_DIRECTIONS:_ Reproduce each of the following entries verbatim, line for line, without any alteration.
== ROWS
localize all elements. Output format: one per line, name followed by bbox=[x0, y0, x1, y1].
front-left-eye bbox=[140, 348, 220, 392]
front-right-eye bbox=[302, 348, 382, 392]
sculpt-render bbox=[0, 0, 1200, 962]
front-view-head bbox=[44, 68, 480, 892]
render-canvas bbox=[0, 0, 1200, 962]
====
_PROBLEM SOLUTION:_
localize all elements. Output format: one per line, name followed by bbox=[x0, y0, x1, y1].
front-left-eye bbox=[140, 348, 220, 392]
front-right-eye bbox=[302, 348, 382, 392]
sculpt-render bbox=[0, 0, 1200, 962]
front-view-head bbox=[44, 68, 480, 892]
render-canvas bbox=[0, 0, 1200, 962]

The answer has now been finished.